◆ TRAVAIL DEMANDÉ
(1) Dans l'extrait sur la révision d'un manuscrit, relevez tous ceux que l'auteur du texte cite comme ses futurs juges.
(2) D'après l'extrait sur la révision d'un manuscrit, quelle révision vient après celle du directeur littéraire ?
(3) Poursuivez l'extrait sur la révision d'un manuscrit en partant de sa dernière phrase.

◆ EXTRAIT À LIRE
>>>

Normalement, le directeur littéraire m'envoie ensuite un texte en "suivi des modifications" bourré de commentaires divers, ainsi que de changements effectués directement dans le texte. Les mots que j'avais écrits apparaissent rayés (
À moi de voir si la suggestion me convient, d'en proposer une nouvelle si ce n'est pas le cas, voire de m'obstiner pour garder mon ancienne formulation.
Ensuite, une fois que le texte a été modifié de manière à satisfaire le directeur littéraire, on procède de la même manière pour la révision linguistique.
Je suis toujours la dernière à décider ce que j'accepte ou refuse dans le texte (dans la mesure où je ne tiens pas à garder des erreurs grossières qui pourraient pousser l'éditeur à refuser de publier le texte!). C'est normal : c'est MON texte. C'est mon nom qui va apparaître dessus. C'est moi qui serai jugée par les critiques, mes pairs, les lecteurs, etc.
J'avais toujours cru que cette manière de procéder allait de soi, n'en ayant jamais vécu d'autres.
Or, je découvre peu à peu que certaines maisons d'édition envoient des corrections (littéraires ou linguistiques) sous la forme de "suivi des modifications" tronqués (le texte original, au lieu d'être raturé, a disparu) ou alors sans aucun suivi (un texte "modifié" est envoyé, parfois même en PDF).

<<<

Données enregistrées:
>>>

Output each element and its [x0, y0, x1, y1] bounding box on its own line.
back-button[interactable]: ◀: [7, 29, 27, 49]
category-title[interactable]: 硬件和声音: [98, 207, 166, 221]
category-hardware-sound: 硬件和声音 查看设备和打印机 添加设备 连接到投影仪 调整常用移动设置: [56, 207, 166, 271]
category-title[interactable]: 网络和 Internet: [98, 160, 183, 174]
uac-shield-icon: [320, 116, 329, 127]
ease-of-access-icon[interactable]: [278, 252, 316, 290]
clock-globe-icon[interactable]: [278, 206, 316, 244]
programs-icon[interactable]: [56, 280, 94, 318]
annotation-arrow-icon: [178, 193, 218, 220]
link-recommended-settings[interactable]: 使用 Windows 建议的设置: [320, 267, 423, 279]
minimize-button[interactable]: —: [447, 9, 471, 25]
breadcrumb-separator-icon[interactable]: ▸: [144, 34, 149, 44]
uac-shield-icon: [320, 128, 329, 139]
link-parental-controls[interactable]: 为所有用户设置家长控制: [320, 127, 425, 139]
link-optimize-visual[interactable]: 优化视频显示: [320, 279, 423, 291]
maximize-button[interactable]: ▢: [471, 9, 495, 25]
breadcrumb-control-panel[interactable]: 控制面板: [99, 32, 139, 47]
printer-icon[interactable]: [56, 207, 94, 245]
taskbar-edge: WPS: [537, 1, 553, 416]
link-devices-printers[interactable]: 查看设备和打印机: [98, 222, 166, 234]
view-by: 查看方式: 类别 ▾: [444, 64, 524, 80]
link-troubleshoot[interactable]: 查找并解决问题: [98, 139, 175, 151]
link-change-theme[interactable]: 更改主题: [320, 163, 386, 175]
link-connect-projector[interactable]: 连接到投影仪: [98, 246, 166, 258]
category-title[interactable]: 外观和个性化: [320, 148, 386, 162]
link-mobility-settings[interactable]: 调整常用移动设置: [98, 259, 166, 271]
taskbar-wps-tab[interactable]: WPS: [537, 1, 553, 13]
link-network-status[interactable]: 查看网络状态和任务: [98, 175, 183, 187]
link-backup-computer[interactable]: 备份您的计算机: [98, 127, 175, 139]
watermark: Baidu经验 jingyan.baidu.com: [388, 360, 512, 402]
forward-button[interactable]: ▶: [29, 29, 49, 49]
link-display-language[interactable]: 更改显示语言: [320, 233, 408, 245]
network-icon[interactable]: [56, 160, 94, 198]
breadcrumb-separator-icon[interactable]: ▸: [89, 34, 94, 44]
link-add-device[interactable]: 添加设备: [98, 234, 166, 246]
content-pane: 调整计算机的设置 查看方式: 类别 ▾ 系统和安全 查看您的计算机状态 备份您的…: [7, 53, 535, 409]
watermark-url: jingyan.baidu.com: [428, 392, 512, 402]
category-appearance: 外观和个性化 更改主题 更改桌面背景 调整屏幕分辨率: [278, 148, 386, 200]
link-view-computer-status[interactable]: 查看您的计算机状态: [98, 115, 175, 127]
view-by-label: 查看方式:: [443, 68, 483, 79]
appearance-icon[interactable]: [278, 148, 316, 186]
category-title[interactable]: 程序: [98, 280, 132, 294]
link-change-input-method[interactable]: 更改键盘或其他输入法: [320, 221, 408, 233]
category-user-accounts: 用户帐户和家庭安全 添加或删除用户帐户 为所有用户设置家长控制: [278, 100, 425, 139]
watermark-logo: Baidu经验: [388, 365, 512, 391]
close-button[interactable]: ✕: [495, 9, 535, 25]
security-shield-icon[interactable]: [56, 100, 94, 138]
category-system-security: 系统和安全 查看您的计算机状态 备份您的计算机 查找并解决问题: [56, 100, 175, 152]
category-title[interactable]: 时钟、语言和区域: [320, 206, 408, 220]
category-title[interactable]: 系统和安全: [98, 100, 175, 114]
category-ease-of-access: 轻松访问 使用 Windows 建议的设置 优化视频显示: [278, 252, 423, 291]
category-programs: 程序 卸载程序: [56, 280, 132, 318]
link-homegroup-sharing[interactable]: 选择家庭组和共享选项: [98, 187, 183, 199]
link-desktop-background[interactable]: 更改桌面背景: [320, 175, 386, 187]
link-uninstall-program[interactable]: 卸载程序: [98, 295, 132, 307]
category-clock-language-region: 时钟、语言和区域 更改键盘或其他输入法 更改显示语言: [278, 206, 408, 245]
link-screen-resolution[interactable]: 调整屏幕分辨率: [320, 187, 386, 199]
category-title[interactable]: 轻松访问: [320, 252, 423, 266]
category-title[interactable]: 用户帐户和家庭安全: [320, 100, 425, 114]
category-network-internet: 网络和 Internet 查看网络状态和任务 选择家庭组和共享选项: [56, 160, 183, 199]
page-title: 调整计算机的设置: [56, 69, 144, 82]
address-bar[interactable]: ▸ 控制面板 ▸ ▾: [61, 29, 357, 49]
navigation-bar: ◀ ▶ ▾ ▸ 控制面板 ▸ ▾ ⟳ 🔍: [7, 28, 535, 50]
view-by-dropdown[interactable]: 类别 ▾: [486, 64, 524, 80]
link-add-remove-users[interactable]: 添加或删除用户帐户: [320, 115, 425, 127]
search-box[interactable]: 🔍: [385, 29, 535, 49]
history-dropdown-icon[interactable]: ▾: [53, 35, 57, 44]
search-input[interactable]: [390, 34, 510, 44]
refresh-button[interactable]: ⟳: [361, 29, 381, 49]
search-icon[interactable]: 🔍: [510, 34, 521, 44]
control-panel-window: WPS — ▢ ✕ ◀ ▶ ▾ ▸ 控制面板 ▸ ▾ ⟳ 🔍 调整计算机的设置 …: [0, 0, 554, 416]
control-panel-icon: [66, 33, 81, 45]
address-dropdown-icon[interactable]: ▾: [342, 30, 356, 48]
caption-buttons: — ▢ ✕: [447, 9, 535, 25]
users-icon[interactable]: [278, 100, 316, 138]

<<<

◆ RÉPONSES PAR TÂCHE
(1) Les critiques, les pairs, les lecteurs.

(2) La révision linguistique, faite de la même manière.

(3)
Je trouve ces deux manières de procéder absolument inacceptables. Ça me semble être un manque de respect total envers l'auteur. Ça l'oblige à se livrer à un boulot de moine pour tout comparer, ligne à ligne. Et si jamais il "échappait" une modification? Si jamais l'un des intervenants n'a pas compris un aspect du texte (ça arrive!), qu'il a fait des fautes affreuses, confondu un personnage avec un autre et changé un nom dans une scène cruciale (ça arrive aussi) ou dans un dialogue important, bref si une correction bien intentionnée bousille le texte, qui en portera l'odieux? L'auteur, uniquement l'auteur.
Chaque fois que j'entends parler d'un éditeur qui procède ainsi, je note le nom. Il va grossir ma liste d'éditeur chez qui je ne soumettrai jamais de manuscrit. Après tout, on est déjà si mal payés pour faire ce boulot, peut-on au moins garder le contrôle de nos textes? Apparemment, non : ma liste s'allonge chaque année.
Avez-vous reçu ce genre de corrections quasi-imposées? Comment avez-vous réagi? Trouvez-vous cela normal? Est-ce que je m'insurge pour rien?